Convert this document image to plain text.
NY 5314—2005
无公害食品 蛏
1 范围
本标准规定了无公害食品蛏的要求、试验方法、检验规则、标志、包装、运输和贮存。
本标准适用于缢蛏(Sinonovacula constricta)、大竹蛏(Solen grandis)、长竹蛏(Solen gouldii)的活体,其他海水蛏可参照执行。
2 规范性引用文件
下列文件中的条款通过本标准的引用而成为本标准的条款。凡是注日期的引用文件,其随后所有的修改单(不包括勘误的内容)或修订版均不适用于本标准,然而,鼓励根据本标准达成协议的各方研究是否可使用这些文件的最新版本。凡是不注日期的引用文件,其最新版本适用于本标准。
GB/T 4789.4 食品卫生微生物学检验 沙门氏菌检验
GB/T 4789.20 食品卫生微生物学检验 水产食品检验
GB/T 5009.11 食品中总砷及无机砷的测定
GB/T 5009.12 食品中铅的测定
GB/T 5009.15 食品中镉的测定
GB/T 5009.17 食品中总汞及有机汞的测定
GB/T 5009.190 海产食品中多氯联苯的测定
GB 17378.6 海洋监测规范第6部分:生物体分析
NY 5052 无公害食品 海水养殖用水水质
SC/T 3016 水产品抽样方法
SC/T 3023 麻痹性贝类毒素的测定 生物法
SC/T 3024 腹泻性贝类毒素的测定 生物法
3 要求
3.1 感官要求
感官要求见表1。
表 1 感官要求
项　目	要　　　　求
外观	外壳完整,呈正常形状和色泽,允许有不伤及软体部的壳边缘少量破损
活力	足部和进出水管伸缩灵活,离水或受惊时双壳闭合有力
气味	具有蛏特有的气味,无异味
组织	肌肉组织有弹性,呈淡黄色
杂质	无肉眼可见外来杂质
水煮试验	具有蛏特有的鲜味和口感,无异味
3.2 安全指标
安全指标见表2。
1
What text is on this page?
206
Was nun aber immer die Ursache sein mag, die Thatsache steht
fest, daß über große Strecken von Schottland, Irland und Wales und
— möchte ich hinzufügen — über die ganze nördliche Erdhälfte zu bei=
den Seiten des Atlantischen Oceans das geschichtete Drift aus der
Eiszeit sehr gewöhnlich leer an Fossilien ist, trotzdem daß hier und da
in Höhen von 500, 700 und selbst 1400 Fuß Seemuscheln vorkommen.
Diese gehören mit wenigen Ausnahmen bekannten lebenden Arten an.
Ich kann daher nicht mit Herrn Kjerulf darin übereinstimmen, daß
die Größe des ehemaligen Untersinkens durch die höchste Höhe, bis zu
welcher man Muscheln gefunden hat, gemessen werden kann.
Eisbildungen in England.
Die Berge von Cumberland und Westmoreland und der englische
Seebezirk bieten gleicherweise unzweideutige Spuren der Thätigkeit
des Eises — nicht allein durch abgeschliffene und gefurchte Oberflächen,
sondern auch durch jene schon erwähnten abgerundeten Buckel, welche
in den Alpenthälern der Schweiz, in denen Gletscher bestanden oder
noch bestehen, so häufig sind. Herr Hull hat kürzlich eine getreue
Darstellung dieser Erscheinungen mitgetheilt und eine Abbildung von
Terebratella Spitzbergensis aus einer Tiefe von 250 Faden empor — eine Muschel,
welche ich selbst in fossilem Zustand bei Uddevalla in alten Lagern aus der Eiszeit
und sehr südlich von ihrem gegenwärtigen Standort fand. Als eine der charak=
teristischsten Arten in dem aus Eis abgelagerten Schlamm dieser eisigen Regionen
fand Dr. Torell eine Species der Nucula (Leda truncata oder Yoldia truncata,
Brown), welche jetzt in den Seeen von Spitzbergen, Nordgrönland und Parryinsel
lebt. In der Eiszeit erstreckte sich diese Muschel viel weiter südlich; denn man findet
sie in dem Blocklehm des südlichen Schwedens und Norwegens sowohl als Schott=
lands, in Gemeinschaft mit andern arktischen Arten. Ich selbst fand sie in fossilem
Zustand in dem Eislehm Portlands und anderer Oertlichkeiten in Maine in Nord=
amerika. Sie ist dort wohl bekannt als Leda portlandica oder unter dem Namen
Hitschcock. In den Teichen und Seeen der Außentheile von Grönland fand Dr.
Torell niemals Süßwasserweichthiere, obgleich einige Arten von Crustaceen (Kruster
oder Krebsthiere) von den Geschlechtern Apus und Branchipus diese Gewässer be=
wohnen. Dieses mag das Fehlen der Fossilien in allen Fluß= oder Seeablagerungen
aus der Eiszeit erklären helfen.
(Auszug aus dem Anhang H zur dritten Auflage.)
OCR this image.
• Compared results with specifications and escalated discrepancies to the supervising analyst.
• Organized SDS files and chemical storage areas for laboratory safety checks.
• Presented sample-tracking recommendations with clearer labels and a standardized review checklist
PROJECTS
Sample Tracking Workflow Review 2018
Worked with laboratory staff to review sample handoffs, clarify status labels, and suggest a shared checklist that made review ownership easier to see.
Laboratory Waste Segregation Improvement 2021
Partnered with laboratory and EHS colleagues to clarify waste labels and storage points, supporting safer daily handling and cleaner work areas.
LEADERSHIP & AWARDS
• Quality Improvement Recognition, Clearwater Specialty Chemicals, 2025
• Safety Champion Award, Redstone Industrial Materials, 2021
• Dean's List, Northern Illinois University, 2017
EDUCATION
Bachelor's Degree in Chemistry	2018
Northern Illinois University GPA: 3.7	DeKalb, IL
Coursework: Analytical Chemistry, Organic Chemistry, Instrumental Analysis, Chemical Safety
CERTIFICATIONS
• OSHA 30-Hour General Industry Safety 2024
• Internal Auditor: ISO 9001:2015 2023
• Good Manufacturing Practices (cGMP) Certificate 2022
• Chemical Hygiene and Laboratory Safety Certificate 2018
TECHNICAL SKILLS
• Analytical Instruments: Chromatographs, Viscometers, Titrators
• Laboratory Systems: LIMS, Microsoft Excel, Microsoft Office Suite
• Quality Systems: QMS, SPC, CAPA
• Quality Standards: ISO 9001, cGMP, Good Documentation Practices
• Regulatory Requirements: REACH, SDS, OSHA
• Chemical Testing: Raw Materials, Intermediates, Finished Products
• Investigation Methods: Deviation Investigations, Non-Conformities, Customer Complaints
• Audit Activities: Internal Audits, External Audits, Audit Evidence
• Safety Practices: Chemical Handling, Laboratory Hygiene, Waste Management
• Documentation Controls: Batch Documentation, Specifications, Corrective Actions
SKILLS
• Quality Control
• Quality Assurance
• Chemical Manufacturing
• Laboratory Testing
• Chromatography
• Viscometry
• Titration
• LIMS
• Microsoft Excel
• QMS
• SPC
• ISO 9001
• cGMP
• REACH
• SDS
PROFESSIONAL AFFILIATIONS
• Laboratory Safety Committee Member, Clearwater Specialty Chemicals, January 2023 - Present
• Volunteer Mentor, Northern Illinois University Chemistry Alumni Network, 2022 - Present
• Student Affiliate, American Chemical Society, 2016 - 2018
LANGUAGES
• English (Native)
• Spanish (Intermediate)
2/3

### WHAT THE EXERCISE ASKS
Go through the material line by line. Show each line that contains the string "Practices".

### SOLUTION
• Good Manufacturing Practices (cGMP) Certificate 2022
• Quality Standards: ISO 9001, cGMP, Good Documentation Practices
• Safety Practices: Chemical Handling, Laboratory Hygiene, Waste Management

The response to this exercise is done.